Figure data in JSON
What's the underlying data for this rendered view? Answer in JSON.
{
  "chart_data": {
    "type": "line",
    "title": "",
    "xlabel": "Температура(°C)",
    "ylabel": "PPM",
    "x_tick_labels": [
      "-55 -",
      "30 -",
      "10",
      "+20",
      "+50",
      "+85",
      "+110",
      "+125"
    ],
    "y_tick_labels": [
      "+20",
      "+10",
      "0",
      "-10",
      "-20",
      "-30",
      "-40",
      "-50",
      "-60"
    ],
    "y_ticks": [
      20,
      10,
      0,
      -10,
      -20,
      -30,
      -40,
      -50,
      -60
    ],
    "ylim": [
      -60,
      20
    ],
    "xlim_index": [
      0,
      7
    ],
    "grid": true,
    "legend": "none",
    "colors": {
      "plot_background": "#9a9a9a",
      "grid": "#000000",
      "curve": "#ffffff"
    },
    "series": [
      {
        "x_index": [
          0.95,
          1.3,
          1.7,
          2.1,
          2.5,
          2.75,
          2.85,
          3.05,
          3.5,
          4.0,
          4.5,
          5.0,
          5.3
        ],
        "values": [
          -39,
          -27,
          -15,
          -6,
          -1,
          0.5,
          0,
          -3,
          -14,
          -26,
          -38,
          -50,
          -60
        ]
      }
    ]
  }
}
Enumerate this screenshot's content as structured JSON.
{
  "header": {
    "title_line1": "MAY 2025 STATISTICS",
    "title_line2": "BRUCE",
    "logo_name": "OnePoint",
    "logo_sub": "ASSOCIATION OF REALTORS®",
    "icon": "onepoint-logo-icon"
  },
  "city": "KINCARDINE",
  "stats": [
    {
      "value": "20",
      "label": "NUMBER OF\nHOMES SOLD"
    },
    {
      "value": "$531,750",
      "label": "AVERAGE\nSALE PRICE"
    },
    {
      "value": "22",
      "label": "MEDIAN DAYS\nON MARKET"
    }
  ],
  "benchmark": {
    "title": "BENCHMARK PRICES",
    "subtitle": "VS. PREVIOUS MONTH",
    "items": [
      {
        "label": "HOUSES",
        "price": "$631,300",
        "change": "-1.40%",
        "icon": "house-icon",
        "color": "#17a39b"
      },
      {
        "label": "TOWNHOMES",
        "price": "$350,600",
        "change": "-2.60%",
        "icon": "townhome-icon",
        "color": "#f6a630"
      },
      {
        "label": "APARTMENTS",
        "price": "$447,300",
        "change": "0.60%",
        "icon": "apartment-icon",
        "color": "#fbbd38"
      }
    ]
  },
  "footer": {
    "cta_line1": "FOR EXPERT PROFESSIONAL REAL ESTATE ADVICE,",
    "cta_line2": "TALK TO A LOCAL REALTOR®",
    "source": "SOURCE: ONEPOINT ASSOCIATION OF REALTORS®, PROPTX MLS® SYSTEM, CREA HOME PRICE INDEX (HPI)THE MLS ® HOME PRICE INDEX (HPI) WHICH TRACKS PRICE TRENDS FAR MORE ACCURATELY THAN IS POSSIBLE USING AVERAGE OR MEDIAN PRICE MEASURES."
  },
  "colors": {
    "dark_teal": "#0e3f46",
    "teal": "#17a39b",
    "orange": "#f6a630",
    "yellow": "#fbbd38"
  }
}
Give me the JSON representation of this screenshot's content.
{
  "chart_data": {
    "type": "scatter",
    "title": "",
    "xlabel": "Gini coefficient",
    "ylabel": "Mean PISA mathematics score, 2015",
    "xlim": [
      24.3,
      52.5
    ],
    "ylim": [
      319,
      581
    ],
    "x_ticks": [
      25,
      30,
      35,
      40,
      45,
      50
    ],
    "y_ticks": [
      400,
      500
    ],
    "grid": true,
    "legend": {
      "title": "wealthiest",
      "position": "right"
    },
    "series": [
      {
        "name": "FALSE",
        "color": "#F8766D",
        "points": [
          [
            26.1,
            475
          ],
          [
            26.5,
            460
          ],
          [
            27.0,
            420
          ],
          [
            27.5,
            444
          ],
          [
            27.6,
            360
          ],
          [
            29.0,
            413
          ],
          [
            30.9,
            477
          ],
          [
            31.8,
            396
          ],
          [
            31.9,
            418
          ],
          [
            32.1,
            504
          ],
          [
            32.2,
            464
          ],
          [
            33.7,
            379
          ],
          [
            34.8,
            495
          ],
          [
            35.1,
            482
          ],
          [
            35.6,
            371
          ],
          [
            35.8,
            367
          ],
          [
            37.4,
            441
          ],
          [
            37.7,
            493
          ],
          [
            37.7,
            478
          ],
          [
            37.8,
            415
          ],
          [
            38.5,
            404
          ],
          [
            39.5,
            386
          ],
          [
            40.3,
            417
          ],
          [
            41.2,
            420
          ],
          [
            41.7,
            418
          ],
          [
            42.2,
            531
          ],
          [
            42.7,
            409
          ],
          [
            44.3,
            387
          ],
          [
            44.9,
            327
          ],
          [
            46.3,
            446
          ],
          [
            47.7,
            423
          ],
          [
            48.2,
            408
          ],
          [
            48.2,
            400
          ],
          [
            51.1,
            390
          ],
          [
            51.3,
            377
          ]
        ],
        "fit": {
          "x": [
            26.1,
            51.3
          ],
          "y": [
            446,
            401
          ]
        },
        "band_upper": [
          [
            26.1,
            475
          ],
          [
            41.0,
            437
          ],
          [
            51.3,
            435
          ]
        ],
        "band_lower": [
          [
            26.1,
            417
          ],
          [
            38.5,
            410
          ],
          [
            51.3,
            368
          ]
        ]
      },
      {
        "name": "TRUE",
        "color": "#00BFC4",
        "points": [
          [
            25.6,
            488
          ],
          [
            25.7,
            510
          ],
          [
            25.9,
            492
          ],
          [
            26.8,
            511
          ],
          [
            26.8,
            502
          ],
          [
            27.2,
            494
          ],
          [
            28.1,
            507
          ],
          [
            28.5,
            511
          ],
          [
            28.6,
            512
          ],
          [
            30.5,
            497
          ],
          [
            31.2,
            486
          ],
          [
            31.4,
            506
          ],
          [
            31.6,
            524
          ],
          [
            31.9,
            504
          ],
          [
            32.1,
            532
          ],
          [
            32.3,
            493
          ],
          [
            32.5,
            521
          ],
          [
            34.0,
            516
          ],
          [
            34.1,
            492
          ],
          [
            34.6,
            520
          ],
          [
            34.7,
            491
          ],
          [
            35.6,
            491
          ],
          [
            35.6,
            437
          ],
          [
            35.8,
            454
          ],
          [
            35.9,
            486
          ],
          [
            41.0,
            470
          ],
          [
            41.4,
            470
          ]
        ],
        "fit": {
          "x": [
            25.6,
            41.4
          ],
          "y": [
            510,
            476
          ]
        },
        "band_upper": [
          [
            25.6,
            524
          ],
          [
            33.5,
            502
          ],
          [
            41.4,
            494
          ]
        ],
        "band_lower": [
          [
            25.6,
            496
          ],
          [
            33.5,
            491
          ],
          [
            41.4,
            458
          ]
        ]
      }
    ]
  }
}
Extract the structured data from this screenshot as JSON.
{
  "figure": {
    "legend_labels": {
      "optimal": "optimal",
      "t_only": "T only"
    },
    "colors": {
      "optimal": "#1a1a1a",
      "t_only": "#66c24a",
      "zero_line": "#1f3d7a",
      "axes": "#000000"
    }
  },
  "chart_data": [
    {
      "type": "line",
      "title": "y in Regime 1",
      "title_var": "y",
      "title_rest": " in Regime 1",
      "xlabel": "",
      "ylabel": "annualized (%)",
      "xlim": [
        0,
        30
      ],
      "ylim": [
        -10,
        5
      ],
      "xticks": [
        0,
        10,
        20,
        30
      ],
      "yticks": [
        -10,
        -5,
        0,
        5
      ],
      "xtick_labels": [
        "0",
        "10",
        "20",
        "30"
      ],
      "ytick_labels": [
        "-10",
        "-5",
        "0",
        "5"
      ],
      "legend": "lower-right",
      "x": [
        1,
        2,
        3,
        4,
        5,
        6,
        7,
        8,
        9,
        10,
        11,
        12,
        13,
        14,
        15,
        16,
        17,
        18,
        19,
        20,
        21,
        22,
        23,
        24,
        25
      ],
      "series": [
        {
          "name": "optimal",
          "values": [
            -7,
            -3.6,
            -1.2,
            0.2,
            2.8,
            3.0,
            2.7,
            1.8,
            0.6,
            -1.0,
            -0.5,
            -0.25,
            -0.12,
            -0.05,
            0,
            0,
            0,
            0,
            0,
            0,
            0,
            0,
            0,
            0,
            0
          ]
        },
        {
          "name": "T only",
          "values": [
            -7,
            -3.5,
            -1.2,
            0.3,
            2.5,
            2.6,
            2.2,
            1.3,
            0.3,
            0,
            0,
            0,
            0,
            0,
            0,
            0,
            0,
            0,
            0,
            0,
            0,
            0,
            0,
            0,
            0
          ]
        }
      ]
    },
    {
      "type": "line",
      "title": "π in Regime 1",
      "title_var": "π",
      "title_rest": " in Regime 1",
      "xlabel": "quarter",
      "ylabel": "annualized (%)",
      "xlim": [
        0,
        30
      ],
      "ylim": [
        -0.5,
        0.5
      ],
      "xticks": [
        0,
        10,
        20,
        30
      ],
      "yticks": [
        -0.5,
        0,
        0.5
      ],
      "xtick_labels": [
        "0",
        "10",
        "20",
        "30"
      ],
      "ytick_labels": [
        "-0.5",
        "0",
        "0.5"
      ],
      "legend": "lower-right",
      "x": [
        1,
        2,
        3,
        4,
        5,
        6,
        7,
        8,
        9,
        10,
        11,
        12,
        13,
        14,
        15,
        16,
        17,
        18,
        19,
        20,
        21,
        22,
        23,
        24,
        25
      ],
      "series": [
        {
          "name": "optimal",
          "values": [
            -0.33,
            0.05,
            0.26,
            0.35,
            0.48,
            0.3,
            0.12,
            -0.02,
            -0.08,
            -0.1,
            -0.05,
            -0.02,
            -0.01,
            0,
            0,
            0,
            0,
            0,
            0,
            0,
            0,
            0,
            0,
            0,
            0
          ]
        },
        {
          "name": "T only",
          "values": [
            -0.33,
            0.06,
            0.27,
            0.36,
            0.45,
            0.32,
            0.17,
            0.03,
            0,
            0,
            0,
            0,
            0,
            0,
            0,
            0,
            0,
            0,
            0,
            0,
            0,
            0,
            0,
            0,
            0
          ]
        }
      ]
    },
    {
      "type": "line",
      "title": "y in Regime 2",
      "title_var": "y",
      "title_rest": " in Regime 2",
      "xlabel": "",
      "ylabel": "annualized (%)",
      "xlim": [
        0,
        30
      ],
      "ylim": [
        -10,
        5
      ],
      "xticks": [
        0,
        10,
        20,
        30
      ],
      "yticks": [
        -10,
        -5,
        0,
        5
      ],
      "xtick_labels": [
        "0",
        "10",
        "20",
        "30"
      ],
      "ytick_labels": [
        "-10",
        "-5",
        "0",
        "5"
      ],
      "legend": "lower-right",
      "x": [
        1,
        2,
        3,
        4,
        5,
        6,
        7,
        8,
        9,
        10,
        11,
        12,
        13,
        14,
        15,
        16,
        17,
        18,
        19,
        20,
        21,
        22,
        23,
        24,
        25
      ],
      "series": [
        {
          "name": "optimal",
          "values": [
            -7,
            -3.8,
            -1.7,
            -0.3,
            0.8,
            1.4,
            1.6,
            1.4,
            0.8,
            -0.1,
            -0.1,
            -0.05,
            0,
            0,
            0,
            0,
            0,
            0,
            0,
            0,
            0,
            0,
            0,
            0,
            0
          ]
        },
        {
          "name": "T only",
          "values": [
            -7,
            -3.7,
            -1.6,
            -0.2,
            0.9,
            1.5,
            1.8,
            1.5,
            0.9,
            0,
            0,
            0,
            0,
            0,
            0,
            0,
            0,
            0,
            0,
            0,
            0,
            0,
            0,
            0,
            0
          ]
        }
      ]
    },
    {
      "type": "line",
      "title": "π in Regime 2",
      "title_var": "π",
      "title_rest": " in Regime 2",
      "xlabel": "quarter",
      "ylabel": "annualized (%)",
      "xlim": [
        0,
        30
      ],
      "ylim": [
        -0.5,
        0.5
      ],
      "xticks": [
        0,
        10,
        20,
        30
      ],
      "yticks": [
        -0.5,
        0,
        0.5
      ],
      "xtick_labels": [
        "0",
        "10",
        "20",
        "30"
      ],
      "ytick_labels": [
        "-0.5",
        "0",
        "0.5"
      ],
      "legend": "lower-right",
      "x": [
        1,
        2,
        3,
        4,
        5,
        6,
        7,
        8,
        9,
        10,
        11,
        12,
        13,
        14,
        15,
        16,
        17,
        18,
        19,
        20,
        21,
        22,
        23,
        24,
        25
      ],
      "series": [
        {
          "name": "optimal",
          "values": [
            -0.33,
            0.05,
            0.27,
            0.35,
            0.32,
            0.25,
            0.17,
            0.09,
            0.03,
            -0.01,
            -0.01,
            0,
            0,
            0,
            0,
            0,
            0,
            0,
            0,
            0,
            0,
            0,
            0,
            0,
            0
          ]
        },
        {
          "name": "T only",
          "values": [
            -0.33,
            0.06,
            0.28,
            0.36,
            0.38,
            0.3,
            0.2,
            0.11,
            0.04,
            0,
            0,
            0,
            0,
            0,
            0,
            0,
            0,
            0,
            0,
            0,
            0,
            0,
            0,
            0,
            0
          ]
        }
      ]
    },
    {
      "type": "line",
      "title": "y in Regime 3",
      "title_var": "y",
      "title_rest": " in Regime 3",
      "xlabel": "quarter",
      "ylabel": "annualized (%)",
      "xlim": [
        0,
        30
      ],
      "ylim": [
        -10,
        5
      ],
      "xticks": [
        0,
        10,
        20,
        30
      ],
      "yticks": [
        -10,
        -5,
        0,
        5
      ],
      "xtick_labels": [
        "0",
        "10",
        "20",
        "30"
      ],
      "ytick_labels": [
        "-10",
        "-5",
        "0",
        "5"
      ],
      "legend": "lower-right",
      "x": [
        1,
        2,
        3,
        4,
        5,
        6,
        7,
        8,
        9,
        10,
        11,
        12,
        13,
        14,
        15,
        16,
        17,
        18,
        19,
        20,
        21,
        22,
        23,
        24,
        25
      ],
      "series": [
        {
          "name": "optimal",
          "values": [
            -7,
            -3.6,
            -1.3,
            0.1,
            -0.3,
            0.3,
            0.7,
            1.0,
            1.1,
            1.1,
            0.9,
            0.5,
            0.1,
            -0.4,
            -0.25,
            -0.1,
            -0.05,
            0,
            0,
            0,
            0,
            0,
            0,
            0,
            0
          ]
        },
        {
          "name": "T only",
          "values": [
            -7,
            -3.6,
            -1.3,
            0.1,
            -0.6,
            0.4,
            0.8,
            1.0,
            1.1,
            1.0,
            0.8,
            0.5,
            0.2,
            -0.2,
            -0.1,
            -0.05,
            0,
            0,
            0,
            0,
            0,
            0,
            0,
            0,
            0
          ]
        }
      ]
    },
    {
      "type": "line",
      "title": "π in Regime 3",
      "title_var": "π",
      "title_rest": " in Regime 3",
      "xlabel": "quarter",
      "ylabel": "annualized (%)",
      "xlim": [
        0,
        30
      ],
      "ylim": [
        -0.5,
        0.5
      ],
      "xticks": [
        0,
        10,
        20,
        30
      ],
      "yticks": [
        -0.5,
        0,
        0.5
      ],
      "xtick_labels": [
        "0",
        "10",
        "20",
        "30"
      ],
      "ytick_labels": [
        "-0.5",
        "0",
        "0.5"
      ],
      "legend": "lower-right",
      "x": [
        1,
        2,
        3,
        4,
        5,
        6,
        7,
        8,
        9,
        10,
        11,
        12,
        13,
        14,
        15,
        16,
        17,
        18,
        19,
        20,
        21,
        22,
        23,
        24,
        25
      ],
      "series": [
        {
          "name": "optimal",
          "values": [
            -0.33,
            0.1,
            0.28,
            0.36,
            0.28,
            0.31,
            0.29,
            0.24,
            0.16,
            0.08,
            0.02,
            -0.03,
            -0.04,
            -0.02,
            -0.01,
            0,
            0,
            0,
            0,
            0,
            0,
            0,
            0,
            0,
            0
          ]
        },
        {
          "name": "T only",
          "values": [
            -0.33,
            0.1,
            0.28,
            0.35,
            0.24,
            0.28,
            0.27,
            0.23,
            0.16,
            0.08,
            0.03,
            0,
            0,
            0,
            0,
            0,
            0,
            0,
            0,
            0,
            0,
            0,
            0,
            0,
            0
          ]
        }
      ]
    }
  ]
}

EXERCISE DETAILS:
Gather up every line in the data above that contains the word "screenshot", copying each one.

RESULT OF THIS TASK:
Enumerate this screenshot's content as structured JSON.
Give me the JSON representation of this screenshot's content.
Extract the structured data from this screenshot as JSON.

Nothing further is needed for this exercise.